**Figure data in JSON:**
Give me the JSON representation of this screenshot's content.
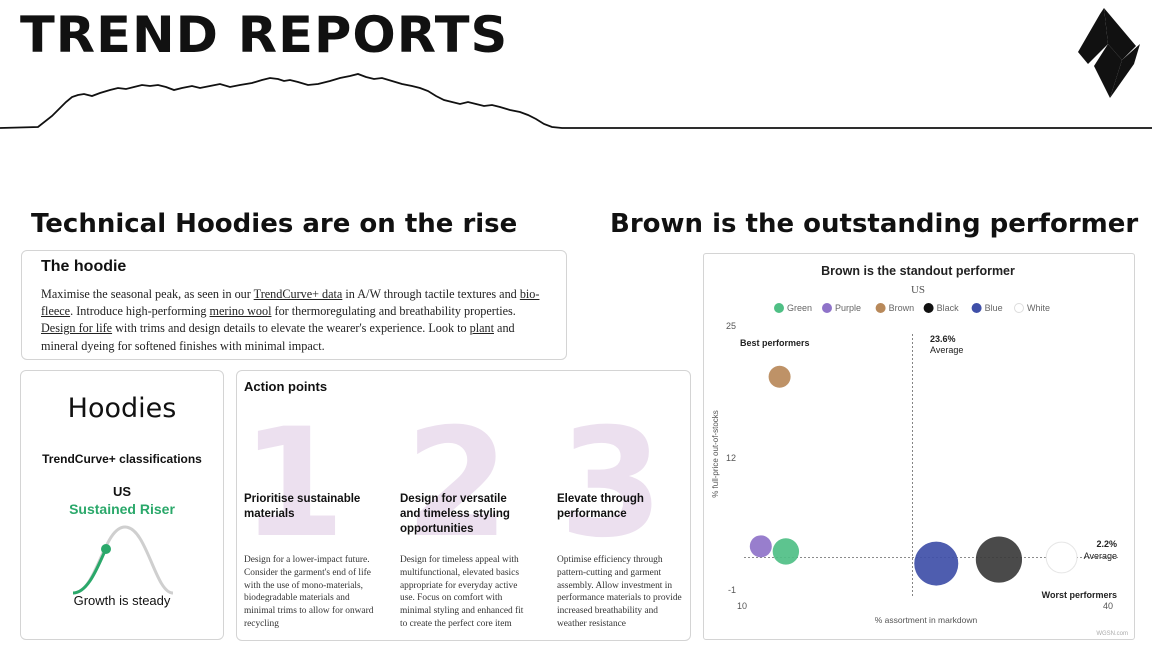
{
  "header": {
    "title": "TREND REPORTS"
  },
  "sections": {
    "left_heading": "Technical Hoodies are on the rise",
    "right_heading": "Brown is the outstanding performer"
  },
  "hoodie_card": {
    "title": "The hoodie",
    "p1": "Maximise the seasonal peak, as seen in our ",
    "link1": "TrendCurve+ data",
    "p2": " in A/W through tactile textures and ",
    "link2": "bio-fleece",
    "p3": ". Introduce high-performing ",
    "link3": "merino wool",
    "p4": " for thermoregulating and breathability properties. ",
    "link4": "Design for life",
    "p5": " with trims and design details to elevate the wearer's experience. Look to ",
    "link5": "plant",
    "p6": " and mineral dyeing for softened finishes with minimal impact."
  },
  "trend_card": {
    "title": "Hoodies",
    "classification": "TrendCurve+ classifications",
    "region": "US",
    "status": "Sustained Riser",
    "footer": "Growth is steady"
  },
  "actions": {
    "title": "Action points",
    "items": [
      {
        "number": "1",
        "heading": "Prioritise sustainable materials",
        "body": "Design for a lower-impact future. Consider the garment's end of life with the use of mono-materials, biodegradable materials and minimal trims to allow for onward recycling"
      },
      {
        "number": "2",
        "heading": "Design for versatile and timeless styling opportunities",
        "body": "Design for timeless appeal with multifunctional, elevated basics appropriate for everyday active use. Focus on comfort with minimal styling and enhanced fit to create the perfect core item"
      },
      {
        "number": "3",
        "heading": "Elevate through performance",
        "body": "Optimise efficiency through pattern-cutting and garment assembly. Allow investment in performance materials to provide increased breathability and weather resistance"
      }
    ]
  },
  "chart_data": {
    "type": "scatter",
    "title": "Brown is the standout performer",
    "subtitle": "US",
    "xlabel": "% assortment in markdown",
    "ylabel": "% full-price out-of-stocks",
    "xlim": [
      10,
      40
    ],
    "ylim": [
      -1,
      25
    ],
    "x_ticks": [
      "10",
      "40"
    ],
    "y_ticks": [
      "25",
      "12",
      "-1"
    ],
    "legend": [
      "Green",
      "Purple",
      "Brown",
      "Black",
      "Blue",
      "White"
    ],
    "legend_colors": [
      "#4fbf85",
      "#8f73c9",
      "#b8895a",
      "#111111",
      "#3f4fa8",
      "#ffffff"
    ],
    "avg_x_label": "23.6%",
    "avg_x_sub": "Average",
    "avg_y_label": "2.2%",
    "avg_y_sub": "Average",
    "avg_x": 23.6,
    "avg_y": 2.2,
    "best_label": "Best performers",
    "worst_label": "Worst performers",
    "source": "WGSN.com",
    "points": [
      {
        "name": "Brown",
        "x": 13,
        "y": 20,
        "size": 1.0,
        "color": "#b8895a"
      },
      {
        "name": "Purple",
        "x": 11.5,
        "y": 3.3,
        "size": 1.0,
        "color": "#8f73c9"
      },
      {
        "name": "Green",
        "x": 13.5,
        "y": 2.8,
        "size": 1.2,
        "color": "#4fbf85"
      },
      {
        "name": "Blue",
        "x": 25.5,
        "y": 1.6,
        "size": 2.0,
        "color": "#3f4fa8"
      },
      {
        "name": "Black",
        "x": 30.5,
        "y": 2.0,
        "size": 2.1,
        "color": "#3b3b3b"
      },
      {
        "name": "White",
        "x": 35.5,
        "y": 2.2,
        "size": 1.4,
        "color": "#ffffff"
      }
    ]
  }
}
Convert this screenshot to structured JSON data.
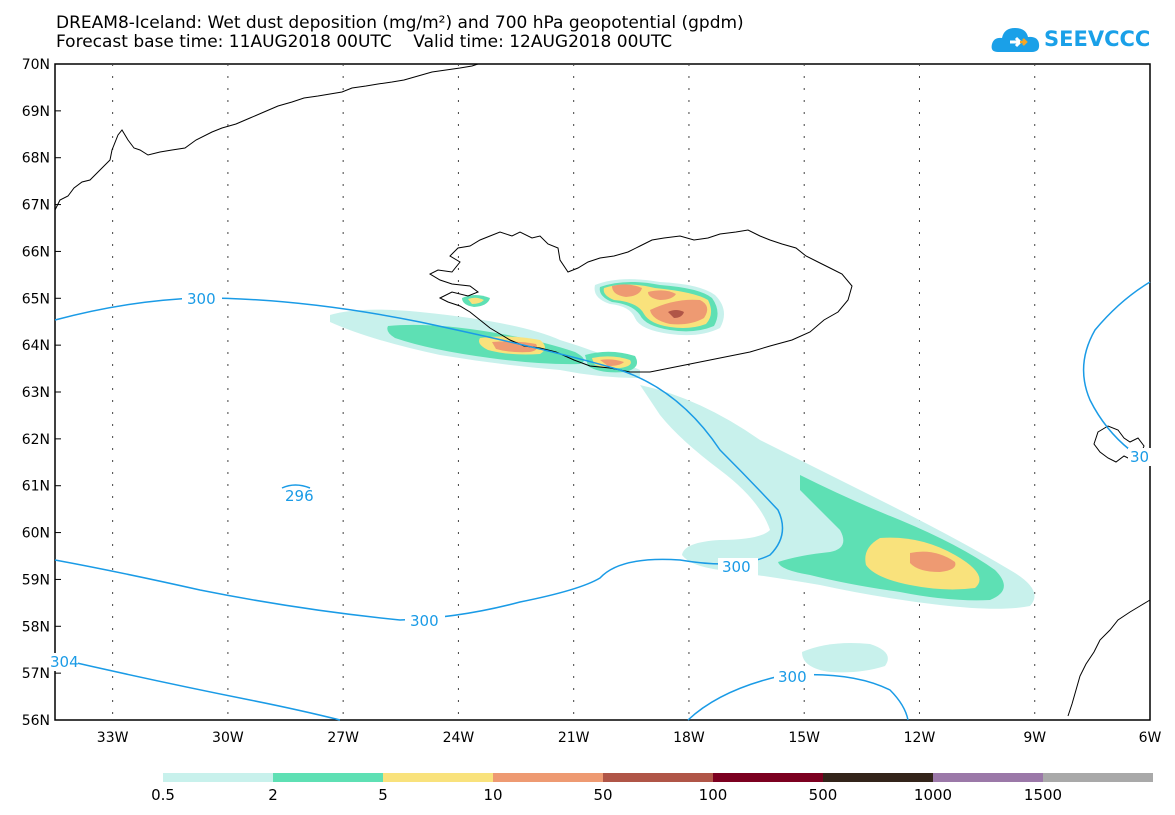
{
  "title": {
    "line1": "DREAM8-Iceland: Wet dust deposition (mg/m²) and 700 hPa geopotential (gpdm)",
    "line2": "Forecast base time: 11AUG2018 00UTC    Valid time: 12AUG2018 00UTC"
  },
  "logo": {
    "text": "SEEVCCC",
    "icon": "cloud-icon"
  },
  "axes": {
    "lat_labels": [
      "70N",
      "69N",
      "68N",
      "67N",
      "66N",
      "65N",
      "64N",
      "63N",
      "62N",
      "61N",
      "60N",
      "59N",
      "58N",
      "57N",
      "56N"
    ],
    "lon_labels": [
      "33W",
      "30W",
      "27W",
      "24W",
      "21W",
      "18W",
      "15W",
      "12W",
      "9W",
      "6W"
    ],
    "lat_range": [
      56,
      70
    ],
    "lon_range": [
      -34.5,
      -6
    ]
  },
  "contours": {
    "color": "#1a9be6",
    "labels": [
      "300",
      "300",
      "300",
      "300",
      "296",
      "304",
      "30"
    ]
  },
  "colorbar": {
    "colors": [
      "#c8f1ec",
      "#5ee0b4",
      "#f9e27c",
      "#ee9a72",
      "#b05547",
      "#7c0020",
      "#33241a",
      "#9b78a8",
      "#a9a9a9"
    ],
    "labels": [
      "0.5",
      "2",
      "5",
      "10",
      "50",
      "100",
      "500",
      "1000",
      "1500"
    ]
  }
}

**Direction:** Repeat each entry exactly as given; no pictures belong in the copy.

**Expected answer:**
Give me the JSON representation of this screenshot's content.
{
  "header": {
    "title": "TREND REPORTS"
  },
  "sections": {
    "left_heading": "Technical Hoodies are on the rise",
    "right_heading": "Brown is the outstanding performer"
  },
  "hoodie_card": {
    "title": "The hoodie",
    "p1": "Maximise the seasonal peak, as seen in our ",
    "link1": "TrendCurve+ data",
    "p2": " in A/W through tactile textures and ",
    "link2": "bio-fleece",
    "p3": ". Introduce high-performing ",
    "link3": "merino wool",
    "p4": " for thermoregulating and breathability properties. ",
    "link4": "Design for life",
    "p5": " with trims and design details to elevate the wearer's experience. Look to ",
    "link5": "plant",
    "p6": " and mineral dyeing for softened finishes with minimal impact."
  },
  "trend_card": {
    "title": "Hoodies",
    "classification": "TrendCurve+ classifications",
    "region": "US",
    "status": "Sustained Riser",
    "footer": "Growth is steady"
  },
  "actions": {
    "title": "Action points",
    "items": [
      {
        "number": "1",
        "heading": "Prioritise sustainable materials",
        "body": "Design for a lower-impact future. Consider the garment's end of life with the use of mono-materials, biodegradable materials and minimal trims to allow for onward recycling"
      },
      {
        "number": "2",
        "heading": "Design for versatile and timeless styling opportunities",
        "body": "Design for timeless appeal with multifunctional, elevated basics appropriate for everyday active use. Focus on comfort with minimal styling and enhanced fit to create the perfect core item"
      },
      {
        "number": "3",
        "heading": "Elevate through performance",
        "body": "Optimise efficiency through pattern-cutting and garment assembly. Allow investment in performance materials to provide increased breathability and weather resistance"
      }
    ]
  },
  "chart_data": {
    "type": "scatter",
    "title": "Brown is the standout performer",
    "subtitle": "US",
    "xlabel": "% assortment in markdown",
    "ylabel": "% full-price out-of-stocks",
    "xlim": [
      10,
      40
    ],
    "ylim": [
      -1,
      25
    ],
    "x_ticks": [
      "10",
      "40"
    ],
    "y_ticks": [
      "25",
      "12",
      "-1"
    ],
    "legend": [
      "Green",
      "Purple",
      "Brown",
      "Black",
      "Blue",
      "White"
    ],
    "legend_colors": [
      "#4fbf85",
      "#8f73c9",
      "#b8895a",
      "#111111",
      "#3f4fa8",
      "#ffffff"
    ],
    "avg_x_label": "23.6%",
    "avg_x_sub": "Average",
    "avg_y_label": "2.2%",
    "avg_y_sub": "Average",
    "avg_x": 23.6,
    "avg_y": 2.2,
    "best_label": "Best performers",
    "worst_label": "Worst performers",
    "source": "WGSN.com",
    "points": [
      {
        "name": "Brown",
        "x": 13,
        "y": 20,
        "size": 1.0,
        "color": "#b8895a"
      },
      {
        "name": "Purple",
        "x": 11.5,
        "y": 3.3,
        "size": 1.0,
        "color": "#8f73c9"
      },
      {
        "name": "Green",
        "x": 13.5,
        "y": 2.8,
        "size": 1.2,
        "color": "#4fbf85"
      },
      {
        "name": "Blue",
        "x": 25.5,
        "y": 1.6,
        "size": 2.0,
        "color": "#3f4fa8"
      },
      {
        "name": "Black",
        "x": 30.5,
        "y": 2.0,
        "size": 2.1,
        "color": "#3b3b3b"
      },
      {
        "name": "White",
        "x": 35.5,
        "y": 2.2,
        "size": 1.4,
        "color": "#ffffff"
      }
    ]
  }
}
Convert this screenshot to structured JSON data.
{
  "title": {
    "line1": "DREAM8-Iceland: Wet dust deposition (mg/m²) and 700 hPa geopotential (gpdm)",
    "line2": "Forecast base time: 11AUG2018 00UTC    Valid time: 12AUG2018 00UTC"
  },
  "logo": {
    "text": "SEEVCCC",
    "icon": "cloud-icon"
  },
  "axes": {
    "lat_labels": [
      "70N",
      "69N",
      "68N",
      "67N",
      "66N",
      "65N",
      "64N",
      "63N",
      "62N",
      "61N",
      "60N",
      "59N",
      "58N",
      "57N",
      "56N"
    ],
    "lon_labels": [
      "33W",
      "30W",
      "27W",
      "24W",
      "21W",
      "18W",
      "15W",
      "12W",
      "9W",
      "6W"
    ],
    "lat_range": [
      56,
      70
    ],
    "lon_range": [
      -34.5,
      -6
    ]
  },
  "contours": {
    "color": "#1a9be6",
    "labels": [
      "300",
      "300",
      "300",
      "300",
      "296",
      "304",
      "30"
    ]
  },
  "colorbar": {
    "colors": [
      "#c8f1ec",
      "#5ee0b4",
      "#f9e27c",
      "#ee9a72",
      "#b05547",
      "#7c0020",
      "#33241a",
      "#9b78a8",
      "#a9a9a9"
    ],
    "labels": [
      "0.5",
      "2",
      "5",
      "10",
      "50",
      "100",
      "500",
      "1000",
      "1500"
    ]
  }
}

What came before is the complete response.